* START Exercise material *
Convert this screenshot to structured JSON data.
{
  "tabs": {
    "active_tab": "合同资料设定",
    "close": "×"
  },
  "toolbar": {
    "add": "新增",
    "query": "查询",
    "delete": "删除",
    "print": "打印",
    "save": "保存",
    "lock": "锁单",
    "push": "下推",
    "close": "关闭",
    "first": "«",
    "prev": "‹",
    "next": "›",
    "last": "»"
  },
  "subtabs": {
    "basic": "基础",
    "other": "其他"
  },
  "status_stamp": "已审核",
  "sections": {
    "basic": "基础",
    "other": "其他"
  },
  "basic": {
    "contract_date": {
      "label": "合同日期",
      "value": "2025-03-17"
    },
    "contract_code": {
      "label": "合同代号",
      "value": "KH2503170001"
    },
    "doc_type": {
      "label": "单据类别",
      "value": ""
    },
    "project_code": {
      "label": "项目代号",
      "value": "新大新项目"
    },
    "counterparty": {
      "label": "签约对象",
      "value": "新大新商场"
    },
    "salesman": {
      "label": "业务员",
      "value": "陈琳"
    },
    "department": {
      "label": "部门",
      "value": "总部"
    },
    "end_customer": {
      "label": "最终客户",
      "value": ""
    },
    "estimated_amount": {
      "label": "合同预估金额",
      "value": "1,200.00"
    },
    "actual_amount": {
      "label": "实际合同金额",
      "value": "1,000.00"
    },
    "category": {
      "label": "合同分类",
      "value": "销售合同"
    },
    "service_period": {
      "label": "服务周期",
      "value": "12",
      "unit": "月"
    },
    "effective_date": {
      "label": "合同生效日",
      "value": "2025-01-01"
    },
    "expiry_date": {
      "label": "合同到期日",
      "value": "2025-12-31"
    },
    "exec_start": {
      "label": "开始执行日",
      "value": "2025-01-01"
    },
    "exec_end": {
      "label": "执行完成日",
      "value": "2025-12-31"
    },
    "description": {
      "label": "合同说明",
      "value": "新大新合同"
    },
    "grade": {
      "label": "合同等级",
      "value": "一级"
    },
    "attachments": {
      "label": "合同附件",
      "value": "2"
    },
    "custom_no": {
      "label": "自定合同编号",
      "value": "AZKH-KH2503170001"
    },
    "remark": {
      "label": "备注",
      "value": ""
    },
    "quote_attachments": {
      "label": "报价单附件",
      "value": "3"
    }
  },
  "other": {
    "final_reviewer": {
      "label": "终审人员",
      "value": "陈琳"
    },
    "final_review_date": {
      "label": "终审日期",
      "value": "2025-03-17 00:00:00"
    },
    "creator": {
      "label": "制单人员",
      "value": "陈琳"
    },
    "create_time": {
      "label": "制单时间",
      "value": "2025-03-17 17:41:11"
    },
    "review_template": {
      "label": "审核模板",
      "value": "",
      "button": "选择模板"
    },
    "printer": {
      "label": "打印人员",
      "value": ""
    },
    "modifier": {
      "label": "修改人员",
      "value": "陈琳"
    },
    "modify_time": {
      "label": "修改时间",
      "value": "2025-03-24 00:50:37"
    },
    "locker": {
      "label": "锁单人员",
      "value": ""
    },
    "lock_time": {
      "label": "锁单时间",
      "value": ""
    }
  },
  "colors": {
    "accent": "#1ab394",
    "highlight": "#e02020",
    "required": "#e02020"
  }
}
* END Exercise material *
**To be done**
Give the material above again, word for word.

**Complete answer**
Convert this screenshot to structured JSON data.
{
  "tabs": {
    "active_tab": "合同资料设定",
    "close": "×"
  },
  "toolbar": {
    "add": "新增",
    "query": "查询",
    "delete": "删除",
    "print": "打印",
    "save": "保存",
    "lock": "锁单",
    "push": "下推",
    "close": "关闭",
    "first": "«",
    "prev": "‹",
    "next": "›",
    "last": "»"
  },
  "subtabs": {
    "basic": "基础",
    "other": "其他"
  },
  "status_stamp": "已审核",
  "sections": {
    "basic": "基础",
    "other": "其他"
  },
  "basic": {
    "contract_date": {
      "label": "合同日期",
      "value": "2025-03-17"
    },
    "contract_code": {
      "label": "合同代号",
      "value": "KH2503170001"
    },
    "doc_type": {
      "label": "单据类别",
      "value": ""
    },
    "project_code": {
      "label": "项目代号",
      "value": "新大新项目"
    },
    "counterparty": {
      "label": "签约对象",
      "value": "新大新商场"
    },
    "salesman": {
      "label": "业务员",
      "value": "陈琳"
    },
    "department": {
      "label": "部门",
      "value": "总部"
    },
    "end_customer": {
      "label": "最终客户",
      "value": ""
    },
    "estimated_amount": {
      "label": "合同预估金额",
      "value": "1,200.00"
    },
    "actual_amount": {
      "label": "实际合同金额",
      "value": "1,000.00"
    },
    "category": {
      "label": "合同分类",
      "value": "销售合同"
    },
    "service_period": {
      "label": "服务周期",
      "value": "12",
      "unit": "月"
    },
    "effective_date": {
      "label": "合同生效日",
      "value": "2025-01-01"
    },
    "expiry_date": {
      "label": "合同到期日",
      "value": "2025-12-31"
    },
    "exec_start": {
      "label": "开始执行日",
      "value": "2025-01-01"
    },
    "exec_end": {
      "label": "执行完成日",
      "value": "2025-12-31"
    },
    "description": {
      "label": "合同说明",
      "value": "新大新合同"
    },
    "grade": {
      "label": "合同等级",
      "value": "一级"
    },
    "attachments": {
      "label": "合同附件",
      "value": "2"
    },
    "custom_no": {
      "label": "自定合同编号",
      "value": "AZKH-KH2503170001"
    },
    "remark": {
      "label": "备注",
      "value": ""
    },
    "quote_attachments": {
      "label": "报价单附件",
      "value": "3"
    }
  },
  "other": {
    "final_reviewer": {
      "label": "终审人员",
      "value": "陈琳"
    },
    "final_review_date": {
      "label": "终审日期",
      "value": "2025-03-17 00:00:00"
    },
    "creator": {
      "label": "制单人员",
      "value": "陈琳"
    },
    "create_time": {
      "label": "制单时间",
      "value": "2025-03-17 17:41:11"
    },
    "review_template": {
      "label": "审核模板",
      "value": "",
      "button": "选择模板"
    },
    "printer": {
      "label": "打印人员",
      "value": ""
    },
    "modifier": {
      "label": "修改人员",
      "value": "陈琳"
    },
    "modify_time": {
      "label": "修改时间",
      "value": "2025-03-24 00:50:37"
    },
    "locker": {
      "label": "锁单人员",
      "value": ""
    },
    "lock_time": {
      "label": "锁单时间",
      "value": ""
    }
  },
  "colors": {
    "accent": "#1ab394",
    "highlight": "#e02020",
    "required": "#e02020"
  }
}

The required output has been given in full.